— Start of Input data —

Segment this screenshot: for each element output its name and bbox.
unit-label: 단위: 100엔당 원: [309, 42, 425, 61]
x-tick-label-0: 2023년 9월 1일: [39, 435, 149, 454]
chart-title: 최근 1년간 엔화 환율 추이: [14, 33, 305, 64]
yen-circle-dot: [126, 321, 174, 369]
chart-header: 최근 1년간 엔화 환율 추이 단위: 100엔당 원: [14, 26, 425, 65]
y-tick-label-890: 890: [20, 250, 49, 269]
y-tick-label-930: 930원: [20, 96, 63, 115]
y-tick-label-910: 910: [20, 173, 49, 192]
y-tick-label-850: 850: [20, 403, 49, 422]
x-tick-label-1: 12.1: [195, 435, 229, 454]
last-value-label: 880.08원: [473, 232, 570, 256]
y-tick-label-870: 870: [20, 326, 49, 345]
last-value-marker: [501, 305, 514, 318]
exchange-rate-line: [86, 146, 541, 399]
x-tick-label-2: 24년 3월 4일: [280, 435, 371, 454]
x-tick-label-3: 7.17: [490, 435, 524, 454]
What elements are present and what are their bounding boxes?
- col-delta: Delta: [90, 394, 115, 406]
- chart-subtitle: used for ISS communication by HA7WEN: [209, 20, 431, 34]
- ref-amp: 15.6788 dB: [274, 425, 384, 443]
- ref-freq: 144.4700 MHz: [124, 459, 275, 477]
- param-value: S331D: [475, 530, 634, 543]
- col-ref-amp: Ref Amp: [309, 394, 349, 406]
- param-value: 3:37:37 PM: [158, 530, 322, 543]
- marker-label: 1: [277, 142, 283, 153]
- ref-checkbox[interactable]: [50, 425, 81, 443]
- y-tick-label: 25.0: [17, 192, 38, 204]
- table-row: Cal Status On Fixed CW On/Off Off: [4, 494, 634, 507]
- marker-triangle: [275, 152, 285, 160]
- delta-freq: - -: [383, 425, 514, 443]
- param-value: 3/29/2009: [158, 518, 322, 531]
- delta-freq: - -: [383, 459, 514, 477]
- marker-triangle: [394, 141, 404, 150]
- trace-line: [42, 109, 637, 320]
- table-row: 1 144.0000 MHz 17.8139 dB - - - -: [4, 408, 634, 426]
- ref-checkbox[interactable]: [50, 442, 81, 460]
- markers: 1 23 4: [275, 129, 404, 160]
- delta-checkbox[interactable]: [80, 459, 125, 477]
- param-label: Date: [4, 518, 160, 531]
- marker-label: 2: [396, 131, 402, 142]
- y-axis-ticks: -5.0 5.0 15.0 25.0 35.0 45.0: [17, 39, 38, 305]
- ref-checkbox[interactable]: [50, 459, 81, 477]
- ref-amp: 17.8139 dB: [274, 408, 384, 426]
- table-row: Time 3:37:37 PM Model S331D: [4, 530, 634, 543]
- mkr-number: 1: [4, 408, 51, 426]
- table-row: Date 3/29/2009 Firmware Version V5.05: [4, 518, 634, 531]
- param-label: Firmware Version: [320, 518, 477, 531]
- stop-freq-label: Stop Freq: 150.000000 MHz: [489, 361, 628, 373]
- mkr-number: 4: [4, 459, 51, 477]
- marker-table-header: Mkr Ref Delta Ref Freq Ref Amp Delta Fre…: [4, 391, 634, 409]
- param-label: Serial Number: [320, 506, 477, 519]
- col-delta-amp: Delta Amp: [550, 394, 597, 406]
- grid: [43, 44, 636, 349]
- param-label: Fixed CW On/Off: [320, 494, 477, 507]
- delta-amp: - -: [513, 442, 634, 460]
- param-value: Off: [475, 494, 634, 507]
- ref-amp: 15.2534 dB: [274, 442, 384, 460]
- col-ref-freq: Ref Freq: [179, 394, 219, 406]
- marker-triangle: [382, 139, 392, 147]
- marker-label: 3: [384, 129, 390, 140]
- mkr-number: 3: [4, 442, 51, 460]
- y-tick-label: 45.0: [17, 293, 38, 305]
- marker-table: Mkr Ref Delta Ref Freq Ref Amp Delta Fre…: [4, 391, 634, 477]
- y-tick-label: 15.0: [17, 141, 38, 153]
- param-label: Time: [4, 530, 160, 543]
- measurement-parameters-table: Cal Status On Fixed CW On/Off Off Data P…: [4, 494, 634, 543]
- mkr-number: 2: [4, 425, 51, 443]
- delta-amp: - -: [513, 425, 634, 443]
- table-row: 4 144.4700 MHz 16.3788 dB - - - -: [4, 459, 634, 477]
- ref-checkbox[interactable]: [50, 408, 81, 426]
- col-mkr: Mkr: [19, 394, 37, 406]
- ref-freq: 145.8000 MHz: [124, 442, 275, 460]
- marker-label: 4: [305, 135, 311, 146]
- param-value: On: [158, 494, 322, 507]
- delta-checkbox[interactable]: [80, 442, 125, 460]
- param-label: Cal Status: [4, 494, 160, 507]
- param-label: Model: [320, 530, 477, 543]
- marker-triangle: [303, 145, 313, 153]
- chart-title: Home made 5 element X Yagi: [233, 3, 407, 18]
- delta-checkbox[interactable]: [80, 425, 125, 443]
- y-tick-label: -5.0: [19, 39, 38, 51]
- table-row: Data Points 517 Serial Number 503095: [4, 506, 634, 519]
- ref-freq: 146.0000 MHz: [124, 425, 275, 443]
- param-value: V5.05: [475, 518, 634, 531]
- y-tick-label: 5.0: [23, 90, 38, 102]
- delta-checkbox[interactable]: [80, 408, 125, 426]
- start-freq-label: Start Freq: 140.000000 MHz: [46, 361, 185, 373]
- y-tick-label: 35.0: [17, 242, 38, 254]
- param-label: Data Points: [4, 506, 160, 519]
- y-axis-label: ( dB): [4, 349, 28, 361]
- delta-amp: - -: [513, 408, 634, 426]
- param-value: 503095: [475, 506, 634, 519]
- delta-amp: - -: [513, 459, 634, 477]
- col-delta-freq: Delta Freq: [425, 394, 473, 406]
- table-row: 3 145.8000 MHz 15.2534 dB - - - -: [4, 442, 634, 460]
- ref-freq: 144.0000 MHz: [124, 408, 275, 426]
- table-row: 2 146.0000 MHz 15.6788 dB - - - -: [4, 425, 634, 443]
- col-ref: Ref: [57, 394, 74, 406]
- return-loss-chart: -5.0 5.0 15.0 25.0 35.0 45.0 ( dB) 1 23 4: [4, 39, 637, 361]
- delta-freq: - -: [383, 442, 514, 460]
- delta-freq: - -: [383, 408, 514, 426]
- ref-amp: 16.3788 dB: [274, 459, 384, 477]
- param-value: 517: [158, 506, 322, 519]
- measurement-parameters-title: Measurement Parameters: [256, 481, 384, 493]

— End of Input data —

• Stated problem:
Please convert every line of the records above into a JSON list of strings, one string per line, leaving out blank lines.

• Worked answer:
[
  "Segment this screenshot: for each element output its name and bbox.",
  "unit-label: 단위: 100엔당 원: [309, 42, 425, 61]",
  "x-tick-label-0: 2023년 9월 1일: [39, 435, 149, 454]",
  "chart-title: 최근 1년간 엔화 환율 추이: [14, 33, 305, 64]",
  "yen-circle-dot: [126, 321, 174, 369]",
  "chart-header: 최근 1년간 엔화 환율 추이 단위: 100엔당 원: [14, 26, 425, 65]",
  "y-tick-label-890: 890: [20, 250, 49, 269]",
  "y-tick-label-930: 930원: [20, 96, 63, 115]",
  "y-tick-label-910: 910: [20, 173, 49, 192]",
  "y-tick-label-850: 850: [20, 403, 49, 422]",
  "x-tick-label-1: 12.1: [195, 435, 229, 454]",
  "last-value-label: 880.08원: [473, 232, 570, 256]",
  "y-tick-label-870: 870: [20, 326, 49, 345]",
  "last-value-marker: [501, 305, 514, 318]",
  "exchange-rate-line: [86, 146, 541, 399]",
  "x-tick-label-2: 24년 3월 4일: [280, 435, 371, 454]",
  "x-tick-label-3: 7.17: [490, 435, 524, 454]",
  "What elements are present and what are their bounding boxes?",
  "- col-delta: Delta: [90, 394, 115, 406]",
  "- chart-subtitle: used for ISS communication by HA7WEN: [209, 20, 431, 34]",
  "- ref-amp: 15.6788 dB: [274, 425, 384, 443]",
  "- ref-freq: 144.4700 MHz: [124, 459, 275, 477]",
  "- param-value: S331D: [475, 530, 634, 543]",
  "- col-ref-amp: Ref Amp: [309, 394, 349, 406]",
  "- param-value: 3:37:37 PM: [158, 530, 322, 543]",
  "- marker-label: 1: [277, 142, 283, 153]",
  "- ref-checkbox[interactable]: [50, 425, 81, 443]",
  "- y-tick-label: 25.0: [17, 192, 38, 204]",
  "- table-row: Cal Status On Fixed CW On/Off Off: [4, 494, 634, 507]",
  "- marker-triangle: [275, 152, 285, 160]",
  "- delta-freq: - -: [383, 425, 514, 443]",
  "- param-value: 3/29/2009: [158, 518, 322, 531]",
  "- delta-freq: - -: [383, 459, 514, 477]",
  "- marker-triangle: [394, 141, 404, 150]",
  "- trace-line: [42, 109, 637, 320]",
  "- table-row: 1 144.0000 MHz 17.8139 dB - - - -: [4, 408, 634, 426]",
  "- ref-checkbox[interactable]: [50, 442, 81, 460]",
  "- markers: 1 23 4: [275, 129, 404, 160]",
  "- delta-checkbox[interactable]: [80, 459, 125, 477]",
  "- param-label: Date: [4, 518, 160, 531]",
  "- marker-label: 2: [396, 131, 402, 142]",
  "- y-axis-ticks: -5.0 5.0 15.0 25.0 35.0 45.0: [17, 39, 38, 305]",
  "- ref-checkbox[interactable]: [50, 459, 81, 477]",
  "- ref-amp: 17.8139 dB: [274, 408, 384, 426]",
  "- table-row: Time 3:37:37 PM Model S331D: [4, 530, 634, 543]",
  "- mkr-number: 1: [4, 408, 51, 426]",
  "- table-row: Date 3/29/2009 Firmware Version V5.05: [4, 518, 634, 531]",
  "- param-label: Firmware Version: [320, 518, 477, 531]",
  "- stop-freq-label: Stop Freq: 150.000000 MHz: [489, 361, 628, 373]",
  "- mkr-number: 4: [4, 459, 51, 477]",
  "- marker-table-header: Mkr Ref Delta Ref Freq Ref Amp Delta Fre…: [4, 391, 634, 409]",
  "- param-label: Serial Number: [320, 506, 477, 519]",
  "- col-delta-amp: Delta Amp: [550, 394, 597, 406]",
  "- grid: [43, 44, 636, 349]",
  "- param-label: Fixed CW On/Off: [320, 494, 477, 507]",
  "- delta-amp: - -: [513, 442, 634, 460]",
  "- param-value: Off: [475, 494, 634, 507]",
  "- ref-amp: 15.2534 dB: [274, 442, 384, 460]",
  "- col-ref-freq: Ref Freq: [179, 394, 219, 406]",
  "- marker-triangle: [382, 139, 392, 147]",
  "- marker-label: 3: [384, 129, 390, 140]",
  "- mkr-number: 3: [4, 442, 51, 460]",
  "- y-tick-label: 45.0: [17, 293, 38, 305]",
  "- marker-table: Mkr Ref Delta Ref Freq Ref Amp Delta Fre…: [4, 391, 634, 477]",
  "- y-tick-label: 15.0: [17, 141, 38, 153]",
  "- param-label: Time: [4, 530, 160, 543]",
  "- measurement-parameters-table: Cal Status On Fixed CW On/Off Off Data P…: [4, 494, 634, 543]",
  "- mkr-number: 2: [4, 425, 51, 443]",
  "- delta-amp: - -: [513, 425, 634, 443]",
  "- table-row: 4 144.4700 MHz 16.3788 dB - - - -: [4, 459, 634, 477]",
  "- ref-checkbox[interactable]: [50, 408, 81, 426]",
  "- col-mkr: Mkr: [19, 394, 37, 406]",
  "- ref-freq: 145.8000 MHz: [124, 442, 275, 460]",
  "- marker-label: 4: [305, 135, 311, 146]",
  "- param-value: On: [158, 494, 322, 507]",
  "- delta-checkbox[interactable]: [80, 442, 125, 460]",
  "- param-label: Cal Status: [4, 494, 160, 507]",
  "- param-label: Model: [320, 530, 477, 543]",
  "- marker-triangle: [303, 145, 313, 153]",
  "- chart-title: Home made 5 element X Yagi: [233, 3, 407, 18]",
  "- delta-checkbox[interactable]: [80, 425, 125, 443]",
  "- y-tick-label: -5.0: [19, 39, 38, 51]",
  "- table-row: Data Points 517 Serial Number 503095: [4, 506, 634, 519]",
  "- ref-freq: 146.0000 MHz: [124, 425, 275, 443]",
  "- param-value: V5.05: [475, 518, 634, 531]",
  "- y-tick-label: 5.0: [23, 90, 38, 102]",
  "- delta-checkbox[interactable]: [80, 408, 125, 426]",
  "- start-freq-label: Start Freq: 140.000000 MHz: [46, 361, 185, 373]",
  "- y-tick-label: 35.0: [17, 242, 38, 254]",
  "- param-label: Data Points: [4, 506, 160, 519]",
  "- y-axis-label: ( dB): [4, 349, 28, 361]",
  "- delta-amp: - -: [513, 408, 634, 426]",
  "- param-value: 503095: [475, 506, 634, 519]",
  "- delta-amp: - -: [513, 459, 634, 477]",
  "- col-delta-freq: Delta Freq: [425, 394, 473, 406]",
  "- table-row: 3 145.8000 MHz 15.2534 dB - - - -: [4, 442, 634, 460]",
  "- ref-freq: 144.0000 MHz: [124, 408, 275, 426]",
  "- table-row: 2 146.0000 MHz 15.6788 dB - - - -: [4, 425, 634, 443]",
  "- col-ref: Ref: [57, 394, 74, 406]",
  "- return-loss-chart: -5.0 5.0 15.0 25.0 35.0 45.0 ( dB) 1 23 4: [4, 39, 637, 361]",
  "- delta-freq: - -: [383, 442, 514, 460]",
  "- delta-freq: - -: [383, 408, 514, 426]",
  "- ref-amp: 16.3788 dB: [274, 459, 384, 477]",
  "- param-value: 517: [158, 506, 322, 519]",
  "- measurement-parameters-title: Measurement Parameters: [256, 481, 384, 493]"
]